----- Given data -----

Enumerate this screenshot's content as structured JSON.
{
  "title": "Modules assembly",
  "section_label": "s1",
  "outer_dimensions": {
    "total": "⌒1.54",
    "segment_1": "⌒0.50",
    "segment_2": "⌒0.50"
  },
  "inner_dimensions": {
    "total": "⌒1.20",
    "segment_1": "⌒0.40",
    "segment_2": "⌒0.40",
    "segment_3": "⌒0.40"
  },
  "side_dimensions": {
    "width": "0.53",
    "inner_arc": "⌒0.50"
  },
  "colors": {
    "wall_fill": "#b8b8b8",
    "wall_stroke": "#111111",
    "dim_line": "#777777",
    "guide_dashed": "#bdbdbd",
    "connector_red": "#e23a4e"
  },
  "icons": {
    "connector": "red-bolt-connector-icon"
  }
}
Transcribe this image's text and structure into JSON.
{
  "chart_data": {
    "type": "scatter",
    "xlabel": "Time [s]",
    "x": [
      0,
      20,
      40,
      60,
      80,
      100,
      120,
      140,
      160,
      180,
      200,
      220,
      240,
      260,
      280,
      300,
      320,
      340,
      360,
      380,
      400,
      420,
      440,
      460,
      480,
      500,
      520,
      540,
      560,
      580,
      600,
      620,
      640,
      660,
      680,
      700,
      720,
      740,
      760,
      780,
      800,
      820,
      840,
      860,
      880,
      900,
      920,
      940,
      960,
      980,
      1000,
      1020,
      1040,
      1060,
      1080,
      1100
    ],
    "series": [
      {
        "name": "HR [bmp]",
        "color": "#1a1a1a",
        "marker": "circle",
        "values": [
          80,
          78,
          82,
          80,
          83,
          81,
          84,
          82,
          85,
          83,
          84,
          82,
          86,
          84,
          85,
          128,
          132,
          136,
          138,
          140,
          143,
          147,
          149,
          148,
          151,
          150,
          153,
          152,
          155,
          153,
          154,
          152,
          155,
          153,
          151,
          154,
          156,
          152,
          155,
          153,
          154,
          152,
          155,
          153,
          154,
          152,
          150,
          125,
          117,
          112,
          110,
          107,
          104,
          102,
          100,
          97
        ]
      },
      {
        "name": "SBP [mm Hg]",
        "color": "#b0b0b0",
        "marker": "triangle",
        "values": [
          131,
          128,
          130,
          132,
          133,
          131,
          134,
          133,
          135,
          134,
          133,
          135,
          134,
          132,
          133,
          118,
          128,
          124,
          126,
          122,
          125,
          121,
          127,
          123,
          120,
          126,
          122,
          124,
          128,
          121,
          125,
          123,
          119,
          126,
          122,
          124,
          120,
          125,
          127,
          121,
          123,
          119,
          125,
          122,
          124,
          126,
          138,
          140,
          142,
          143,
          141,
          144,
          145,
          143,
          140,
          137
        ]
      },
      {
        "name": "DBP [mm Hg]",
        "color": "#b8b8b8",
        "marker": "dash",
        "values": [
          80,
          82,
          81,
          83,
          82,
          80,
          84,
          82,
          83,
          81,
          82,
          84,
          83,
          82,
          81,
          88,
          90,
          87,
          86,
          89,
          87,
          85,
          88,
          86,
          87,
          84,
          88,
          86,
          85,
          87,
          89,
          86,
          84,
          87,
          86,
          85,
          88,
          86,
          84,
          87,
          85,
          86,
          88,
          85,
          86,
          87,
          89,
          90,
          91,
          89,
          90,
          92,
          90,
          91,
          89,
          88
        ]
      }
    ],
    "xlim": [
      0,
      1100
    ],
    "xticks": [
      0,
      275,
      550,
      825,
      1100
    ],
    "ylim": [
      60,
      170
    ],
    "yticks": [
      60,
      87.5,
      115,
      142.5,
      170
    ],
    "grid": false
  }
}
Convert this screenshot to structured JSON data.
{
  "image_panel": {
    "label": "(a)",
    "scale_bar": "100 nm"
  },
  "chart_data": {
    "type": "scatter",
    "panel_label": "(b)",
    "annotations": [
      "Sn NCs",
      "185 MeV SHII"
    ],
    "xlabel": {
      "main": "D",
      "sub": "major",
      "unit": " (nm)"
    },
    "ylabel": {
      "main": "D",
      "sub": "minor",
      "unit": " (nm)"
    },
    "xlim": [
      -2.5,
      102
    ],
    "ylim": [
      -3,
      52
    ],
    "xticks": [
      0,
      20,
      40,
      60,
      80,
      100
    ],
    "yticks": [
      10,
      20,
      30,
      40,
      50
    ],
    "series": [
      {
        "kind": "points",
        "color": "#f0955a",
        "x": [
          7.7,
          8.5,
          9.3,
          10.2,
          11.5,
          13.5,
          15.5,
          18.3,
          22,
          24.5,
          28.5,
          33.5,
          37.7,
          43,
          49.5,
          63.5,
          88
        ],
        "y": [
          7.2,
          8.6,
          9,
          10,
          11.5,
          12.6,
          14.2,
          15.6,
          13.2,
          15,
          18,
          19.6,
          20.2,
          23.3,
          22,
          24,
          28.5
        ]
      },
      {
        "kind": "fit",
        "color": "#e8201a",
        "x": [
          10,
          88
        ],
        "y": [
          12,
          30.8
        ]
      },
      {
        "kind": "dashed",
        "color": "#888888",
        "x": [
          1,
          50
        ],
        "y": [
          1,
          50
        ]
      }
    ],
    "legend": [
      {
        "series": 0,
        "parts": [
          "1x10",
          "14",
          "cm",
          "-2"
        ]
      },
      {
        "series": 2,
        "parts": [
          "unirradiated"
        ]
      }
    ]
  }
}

-----

• **Given task**: Extract every record and return it verbatim.

• **Full output**:
Enumerate this screenshot's content as structured JSON.
{
  "title": "Modules assembly",
  "section_label": "s1",
  "outer_dimensions": {
    "total": "⌒1.54",
    "segment_1": "⌒0.50",
    "segment_2": "⌒0.50"
  },
  "inner_dimensions": {
    "total": "⌒1.20",
    "segment_1": "⌒0.40",
    "segment_2": "⌒0.40",
    "segment_3": "⌒0.40"
  },
  "side_dimensions": {
    "width": "0.53",
    "inner_arc": "⌒0.50"
  },
  "colors": {
    "wall_fill": "#b8b8b8",
    "wall_stroke": "#111111",
    "dim_line": "#777777",
    "guide_dashed": "#bdbdbd",
    "connector_red": "#e23a4e"
  },
  "icons": {
    "connector": "red-bolt-connector-icon"
  }
}
Transcribe this image's text and structure into JSON.
{
  "chart_data": {
    "type": "scatter",
    "xlabel": "Time [s]",
    "x": [
      0,
      20,
      40,
      60,
      80,
      100,
      120,
      140,
      160,
      180,
      200,
      220,
      240,
      260,
      280,
      300,
      320,
      340,
      360,
      380,
      400,
      420,
      440,
      460,
      480,
      500,
      520,
      540,
      560,
      580,
      600,
      620,
      640,
      660,
      680,
      700,
      720,
      740,
      760,
      780,
      800,
      820,
      840,
      860,
      880,
      900,
      920,
      940,
      960,
      980,
      1000,
      1020,
      1040,
      1060,
      1080,
      1100
    ],
    "series": [
      {
        "name": "HR [bmp]",
        "color": "#1a1a1a",
        "marker": "circle",
        "values": [
          80,
          78,
          82,
          80,
          83,
          81,
          84,
          82,
          85,
          83,
          84,
          82,
          86,
          84,
          85,
          128,
          132,
          136,
          138,
          140,
          143,
          147,
          149,
          148,
          151,
          150,
          153,
          152,
          155,
          153,
          154,
          152,
          155,
          153,
          151,
          154,
          156,
          152,
          155,
          153,
          154,
          152,
          155,
          153,
          154,
          152,
          150,
          125,
          117,
          112,
          110,
          107,
          104,
          102,
          100,
          97
        ]
      },
      {
        "name": "SBP [mm Hg]",
        "color": "#b0b0b0",
        "marker": "triangle",
        "values": [
          131,
          128,
          130,
          132,
          133,
          131,
          134,
          133,
          135,
          134,
          133,
          135,
          134,
          132,
          133,
          118,
          128,
          124,
          126,
          122,
          125,
          121,
          127,
          123,
          120,
          126,
          122,
          124,
          128,
          121,
          125,
          123,
          119,
          126,
          122,
          124,
          120,
          125,
          127,
          121,
          123,
          119,
          125,
          122,
          124,
          126,
          138,
          140,
          142,
          143,
          141,
          144,
          145,
          143,
          140,
          137
        ]
      },
      {
        "name": "DBP [mm Hg]",
        "color": "#b8b8b8",
        "marker": "dash",
        "values": [
          80,
          82,
          81,
          83,
          82,
          80,
          84,
          82,
          83,
          81,
          82,
          84,
          83,
          82,
          81,
          88,
          90,
          87,
          86,
          89,
          87,
          85,
          88,
          86,
          87,
          84,
          88,
          86,
          85,
          87,
          89,
          86,
          84,
          87,
          86,
          85,
          88,
          86,
          84,
          87,
          85,
          86,
          88,
          85,
          86,
          87,
          89,
          90,
          91,
          89,
          90,
          92,
          90,
          91,
          89,
          88
        ]
      }
    ],
    "xlim": [
      0,
      1100
    ],
    "xticks": [
      0,
      275,
      550,
      825,
      1100
    ],
    "ylim": [
      60,
      170
    ],
    "yticks": [
      60,
      87.5,
      115,
      142.5,
      170
    ],
    "grid": false
  }
}
Convert this screenshot to structured JSON data.
{
  "image_panel": {
    "label": "(a)",
    "scale_bar": "100 nm"
  },
  "chart_data": {
    "type": "scatter",
    "panel_label": "(b)",
    "annotations": [
      "Sn NCs",
      "185 MeV SHII"
    ],
    "xlabel": {
      "main": "D",
      "sub": "major",
      "unit": " (nm)"
    },
    "ylabel": {
      "main": "D",
      "sub": "minor",
      "unit": " (nm)"
    },
    "xlim": [
      -2.5,
      102
    ],
    "ylim": [
      -3,
      52
    ],
    "xticks": [
      0,
      20,
      40,
      60,
      80,
      100
    ],
    "yticks": [
      10,
      20,
      30,
      40,
      50
    ],
    "series": [
      {
        "kind": "points",
        "color": "#f0955a",
        "x": [
          7.7,
          8.5,
          9.3,
          10.2,
          11.5,
          13.5,
          15.5,
          18.3,
          22,
          24.5,
          28.5,
          33.5,
          37.7,
          43,
          49.5,
          63.5,
          88
        ],
        "y": [
          7.2,
          8.6,
          9,
          10,
          11.5,
          12.6,
          14.2,
          15.6,
          13.2,
          15,
          18,
          19.6,
          20.2,
          23.3,
          22,
          24,
          28.5
        ]
      },
      {
        "kind": "fit",
        "color": "#e8201a",
        "x": [
          10,
          88
        ],
        "y": [
          12,
          30.8
        ]
      },
      {
        "kind": "dashed",
        "color": "#888888",
        "x": [
          1,
          50
        ],
        "y": [
          1,
          50
        ]
      }
    ],
    "legend": [
      {
        "series": 0,
        "parts": [
          "1x10",
          "14",
          "cm",
          "-2"
        ]
      },
      {
        "series": 2,
        "parts": [
          "unirradiated"
        ]
      }
    ]
  }
}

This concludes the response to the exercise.